(begin)
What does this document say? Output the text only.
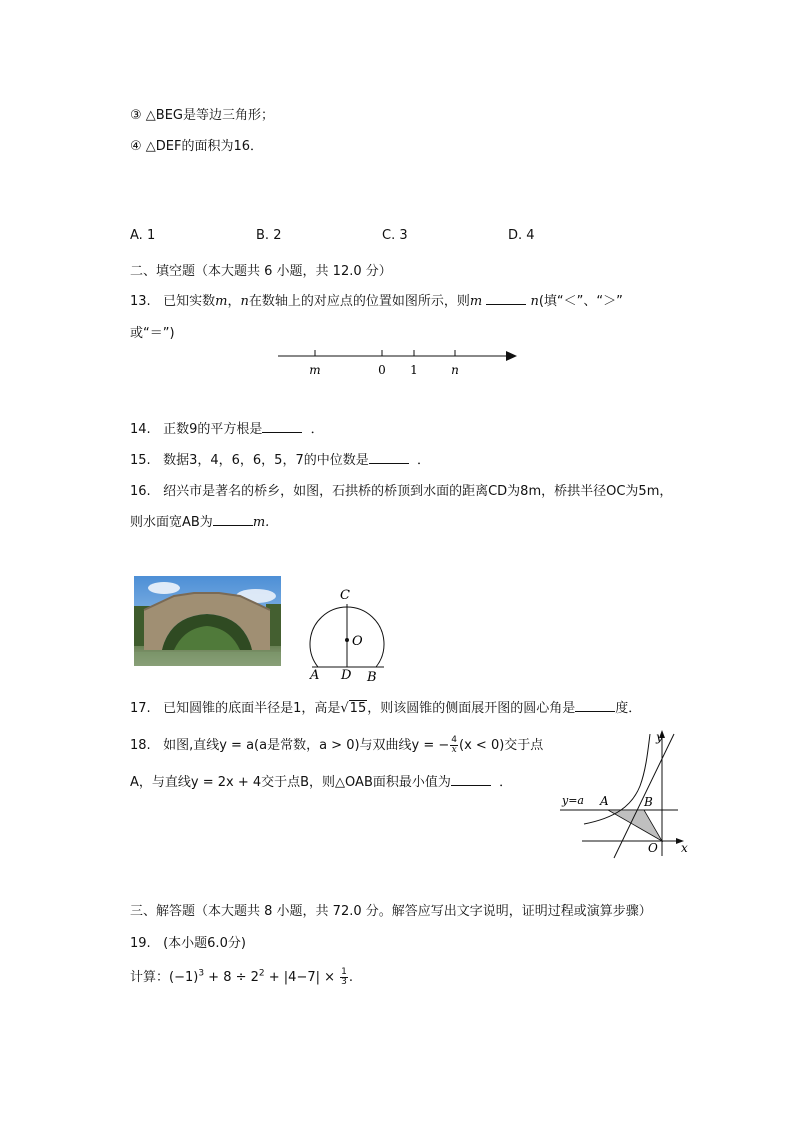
③ △BEG是等边三角形；
④ △DEF的面积为16．
A. 1	B. 2	C. 3	D. 4
二、填空题（本大题共 6 小题，共 12.0 分）
13. 已知实数m，n在数轴上的对应点的位置如图所示，则m	n(填“＜”、“＞”
或“＝”)
m	0 1	n
14. 正数9的平方根是	．
15. 数据3，4，6，6，5，7的中位数是	．
16. 绍兴市是著名的桥乡，如图，石拱桥的桥顶到水面的距离CD为8m，桥拱半径OC为5m，
则水面宽AB为	m.
C
O
A D B
17. 已知圆锥的底面半径是1，高是√15，则该圆锥的侧面展开图的圆心角是	度．
18. 如图,直线y = a(a是常数，a > 0)与双曲线y = − $\frac{4}{x} (x < 0)$交于点
A，与直线y = 2x + 4交于点B，则△OAB面积最小值为	．
y
x
y=a A	B
O
三、解答题（本大题共 8 小题，共 72.0 分。解答应写出文字说明，证明过程或演算步骤）
19. (本小题6.0分)
计算：$(-1)^3 + 8 \div 2^2 + |4-7| \times \frac{1}{3}$ .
(end)
Problem to solve:
The records above are to be quoted exactly, with all pictures left out.

Answer below:
What does this document say? Output the text only.
③ △BEG是等边三角形；
④ △DEF的面积为16．
A. 1	B. 2	C. 3	D. 4
二、填空题（本大题共 6 小题，共 12.0 分）
13. 已知实数m，n在数轴上的对应点的位置如图所示，则m	n(填“＜”、“＞”
或“＝”)
m	0 1	n
14. 正数9的平方根是	．
15. 数据3，4，6，6，5，7的中位数是	．
16. 绍兴市是著名的桥乡，如图，石拱桥的桥顶到水面的距离CD为8m，桥拱半径OC为5m，
则水面宽AB为	m.
C
O
A D B
17. 已知圆锥的底面半径是1，高是√15，则该圆锥的侧面展开图的圆心角是	度．
18. 如图,直线y = a(a是常数，a > 0)与双曲线y = − $\frac{4}{x} (x < 0)$交于点
A，与直线y = 2x + 4交于点B，则△OAB面积最小值为	．
y
x
y=a A	B
O
三、解答题（本大题共 8 小题，共 72.0 分。解答应写出文字说明，证明过程或演算步骤）
19. (本小题6.0分)
计算：$(-1)^3 + 8 \div 2^2 + |4-7| \times \frac{1}{3}$ .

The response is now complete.